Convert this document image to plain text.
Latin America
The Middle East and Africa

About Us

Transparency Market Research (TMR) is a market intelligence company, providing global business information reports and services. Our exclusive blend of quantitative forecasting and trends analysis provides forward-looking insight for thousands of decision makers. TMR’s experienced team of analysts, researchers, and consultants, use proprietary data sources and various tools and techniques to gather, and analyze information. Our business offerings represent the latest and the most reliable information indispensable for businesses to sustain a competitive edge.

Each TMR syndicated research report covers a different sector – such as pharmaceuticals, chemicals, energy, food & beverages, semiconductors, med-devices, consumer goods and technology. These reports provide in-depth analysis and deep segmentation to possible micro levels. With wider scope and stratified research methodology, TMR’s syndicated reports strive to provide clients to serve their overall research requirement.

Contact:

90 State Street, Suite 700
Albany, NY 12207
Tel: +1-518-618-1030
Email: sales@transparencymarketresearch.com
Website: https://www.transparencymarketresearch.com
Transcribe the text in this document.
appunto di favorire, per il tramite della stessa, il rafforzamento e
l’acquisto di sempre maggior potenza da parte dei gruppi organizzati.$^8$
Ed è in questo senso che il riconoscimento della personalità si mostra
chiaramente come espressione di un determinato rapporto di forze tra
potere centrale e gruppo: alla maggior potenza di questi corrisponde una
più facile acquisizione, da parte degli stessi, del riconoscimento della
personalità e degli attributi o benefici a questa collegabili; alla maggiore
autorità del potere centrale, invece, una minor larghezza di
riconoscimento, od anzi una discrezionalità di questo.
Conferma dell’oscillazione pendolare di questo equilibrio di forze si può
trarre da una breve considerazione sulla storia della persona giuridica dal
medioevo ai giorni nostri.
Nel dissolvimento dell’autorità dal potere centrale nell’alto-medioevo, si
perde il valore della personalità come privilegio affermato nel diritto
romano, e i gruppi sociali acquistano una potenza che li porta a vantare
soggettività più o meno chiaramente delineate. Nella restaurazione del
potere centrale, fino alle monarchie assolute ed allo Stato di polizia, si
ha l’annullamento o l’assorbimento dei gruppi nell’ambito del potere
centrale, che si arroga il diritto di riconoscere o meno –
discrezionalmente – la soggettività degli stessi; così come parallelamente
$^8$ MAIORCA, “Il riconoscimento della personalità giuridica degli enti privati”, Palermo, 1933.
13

■ ■ ■ ■ ■ ■ ■

> _Task requirements_
Pick out the lines that contain "stessi" and copy them.

> _Finished exercise_
più facile acquisizione, da parte degli stessi, del riconoscimento della
discrezionalmente – la soggettività degli stessi; così come parallelamente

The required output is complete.